* _Given request_
Reproduce all the material exactly, minus any pictures it holds.

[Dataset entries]

---------------

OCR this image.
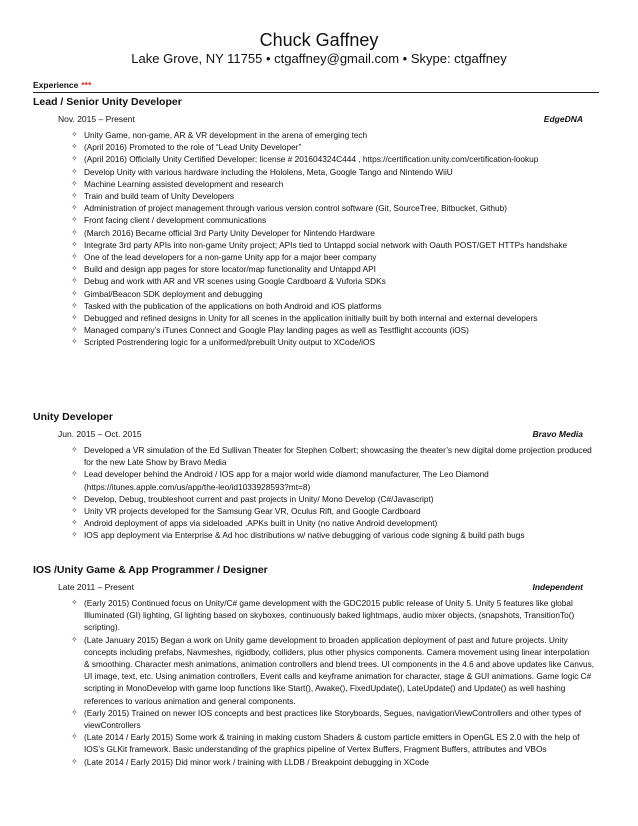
Chuck Gaffney
Lake Grove, NY 11755 • ctgaffney@gmail.com • Skype: ctgaffney
Experience ***
Lead / Senior Unity Developer
Nov. 2015 – Present	EdgeDNA
✧ Unity Game, non-game, AR & VR development in the arena of emerging tech
✧ (April 2016) Promoted to the role of “Lead Unity Developer”
✧ (April 2016) Officially Unity Certified Developer; license # 201604324C444 , https://certification.unity.com/certification-lookup
✧ Develop Unity with various hardware including the Hololens, Meta, Google Tango and Nintendo WiiU
✧ Machine Learning assisted development and research
✧ Train and build team of Unity Developers
✧ Administration of project management through various version control software (Git, SourceTree, Bitbucket, Github)
✧ Front facing client / development communications
✧ (March 2016) Became official 3rd Party Unity Developer for Nintendo Hardware
✧ Integrate 3rd party APIs into non-game Unity project; APIs tied to Untappd social network with Oauth POST/GET HTTPs handshake
✧ One of the lead developers for a non-game Unity app for a major beer company
✧ Build and design app pages for store locator/map functionality and Untappd API
✧ Debug and work with AR and VR scenes using Google Cardboard & Vuforia SDKs
✧ Gimbal/Beacon SDK deployment and debugging
✧ Tasked with the publication of the applications on both Android and iOS platforms
✧ Debugged and refined designs in Unity for all scenes in the application initially built by both internal and external developers
✧ Managed company’s iTunes Connect and Google Play landing pages as well as Testflight accounts (iOS)
✧ Scripted Postrendering logic for a uniformed/prebuilt Unity output to XCode/iOS
Unity Developer
Jun. 2015 – Oct. 2015	Bravo Media
✧ Developed a VR simulation of the Ed Sullivan Theater for Stephen Colbert; showcasing the theater’s new digital dome projection produced for the new Late Show by Bravo Media
✧ Lead developer behind the Android / IOS app for a major world wide diamond manufacturer, The Leo Diamond (https://itunes.apple.com/us/app/the-leo/id1033928593?mt=8)
✧ Develop, Debug, troubleshoot current and past projects in Unity/ Mono Develop (C#/Javascript)
✧ Unity VR projects developed for the Samsung Gear VR, Oculus Rift, and Google Cardboard
✧ Android deployment of apps via sideloaded .APKs built in Unity (no native Android development)
✧ IOS app deployment via Enterprise & Ad hoc distributions w/ native debugging of various code signing & build path bugs
IOS /Unity Game & App Programmer / Designer
Late 2011 – Present	Independent
✧ (Early 2015) Continued focus on Unity/C# game development with the GDC2015 public release of Unity 5. Unity 5 features like global Illuminated (GI) lighting, GI lighting based on skyboxes, continuously baked lightmaps, audio mixer objects, (snapshots, TransitionTo() scripting).
✧ (Late January 2015) Began a work on Unity game development to broaden application deployment of past and future projects. Unity concepts including prefabs, Navmeshes, rigidbody, colliders, plus other physics components. Camera movement using linear interpolation & smoothing. Character mesh animations, animation controllers and blend trees. UI components in the 4.6 and above updates like Canvus, UI image, text, etc. Using animation controllers, Event calls and keyframe animation for character, stage & GUI animations. Game logic C# scripting in MonoDevelop with game loop functions like Start(), Awake(), FixedUpdate(), LateUpdate() and Update() as well hashing references to various animation and general components.
✧ (Early 2015) Trained on newer IOS concepts and best practices like Storyboards, Segues, navigationViewControllers and other types of viewControllers
✧ (Late 2014 / Early 2015) Some work & training in making custom Shaders & custom particle emitters in OpenGL ES 2.0 with the help of IOS’s GLKit framework. Basic understanding of the graphics pipeline of Vertex Buffers, Fragment Buffers, attributes and VBOs
✧ (Late 2014 / Early 2015) Did minor work / training with LLDB / Breakpoint debugging in XCode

---------------

* _Solution for this exercise_
OCR this image.
Chuck Gaffney
Lake Grove, NY 11755 • ctgaffney@gmail.com • Skype: ctgaffney
Experience ***
Lead / Senior Unity Developer
Nov. 2015 – Present	EdgeDNA
✧ Unity Game, non-game, AR & VR development in the arena of emerging tech
✧ (April 2016) Promoted to the role of “Lead Unity Developer”
✧ (April 2016) Officially Unity Certified Developer; license # 201604324C444 , https://certification.unity.com/certification-lookup
✧ Develop Unity with various hardware including the Hololens, Meta, Google Tango and Nintendo WiiU
✧ Machine Learning assisted development and research
✧ Train and build team of Unity Developers
✧ Administration of project management through various version control software (Git, SourceTree, Bitbucket, Github)
✧ Front facing client / development communications
✧ (March 2016) Became official 3rd Party Unity Developer for Nintendo Hardware
✧ Integrate 3rd party APIs into non-game Unity project; APIs tied to Untappd social network with Oauth POST/GET HTTPs handshake
✧ One of the lead developers for a non-game Unity app for a major beer company
✧ Build and design app pages for store locator/map functionality and Untappd API
✧ Debug and work with AR and VR scenes using Google Cardboard & Vuforia SDKs
✧ Gimbal/Beacon SDK deployment and debugging
✧ Tasked with the publication of the applications on both Android and iOS platforms
✧ Debugged and refined designs in Unity for all scenes in the application initially built by both internal and external developers
✧ Managed company’s iTunes Connect and Google Play landing pages as well as Testflight accounts (iOS)
✧ Scripted Postrendering logic for a uniformed/prebuilt Unity output to XCode/iOS
Unity Developer
Jun. 2015 – Oct. 2015	Bravo Media
✧ Developed a VR simulation of the Ed Sullivan Theater for Stephen Colbert; showcasing the theater’s new digital dome projection produced for the new Late Show by Bravo Media
✧ Lead developer behind the Android / IOS app for a major world wide diamond manufacturer, The Leo Diamond (https://itunes.apple.com/us/app/the-leo/id1033928593?mt=8)
✧ Develop, Debug, troubleshoot current and past projects in Unity/ Mono Develop (C#/Javascript)
✧ Unity VR projects developed for the Samsung Gear VR, Oculus Rift, and Google Cardboard
✧ Android deployment of apps via sideloaded .APKs built in Unity (no native Android development)
✧ IOS app deployment via Enterprise & Ad hoc distributions w/ native debugging of various code signing & build path bugs
IOS /Unity Game & App Programmer / Designer
Late 2011 – Present	Independent
✧ (Early 2015) Continued focus on Unity/C# game development with the GDC2015 public release of Unity 5. Unity 5 features like global Illuminated (GI) lighting, GI lighting based on skyboxes, continuously baked lightmaps, audio mixer objects, (snapshots, TransitionTo() scripting).
✧ (Late January 2015) Began a work on Unity game development to broaden application deployment of past and future projects. Unity concepts including prefabs, Navmeshes, rigidbody, colliders, plus other physics components. Camera movement using linear interpolation & smoothing. Character mesh animations, animation controllers and blend trees. UI components in the 4.6 and above updates like Canvus, UI image, text, etc. Using animation controllers, Event calls and keyframe animation for character, stage & GUI animations. Game logic C# scripting in MonoDevelop with game loop functions like Start(), Awake(), FixedUpdate(), LateUpdate() and Update() as well hashing references to various animation and general components.
✧ (Early 2015) Trained on newer IOS concepts and best practices like Storyboards, Segues, navigationViewControllers and other types of viewControllers
✧ (Late 2014 / Early 2015) Some work & training in making custom Shaders & custom particle emitters in OpenGL ES 2.0 with the help of IOS’s GLKit framework. Basic understanding of the graphics pipeline of Vertex Buffers, Fragment Buffers, attributes and VBOs
✧ (Late 2014 / Early 2015) Did minor work / training with LLDB / Breakpoint debugging in XCode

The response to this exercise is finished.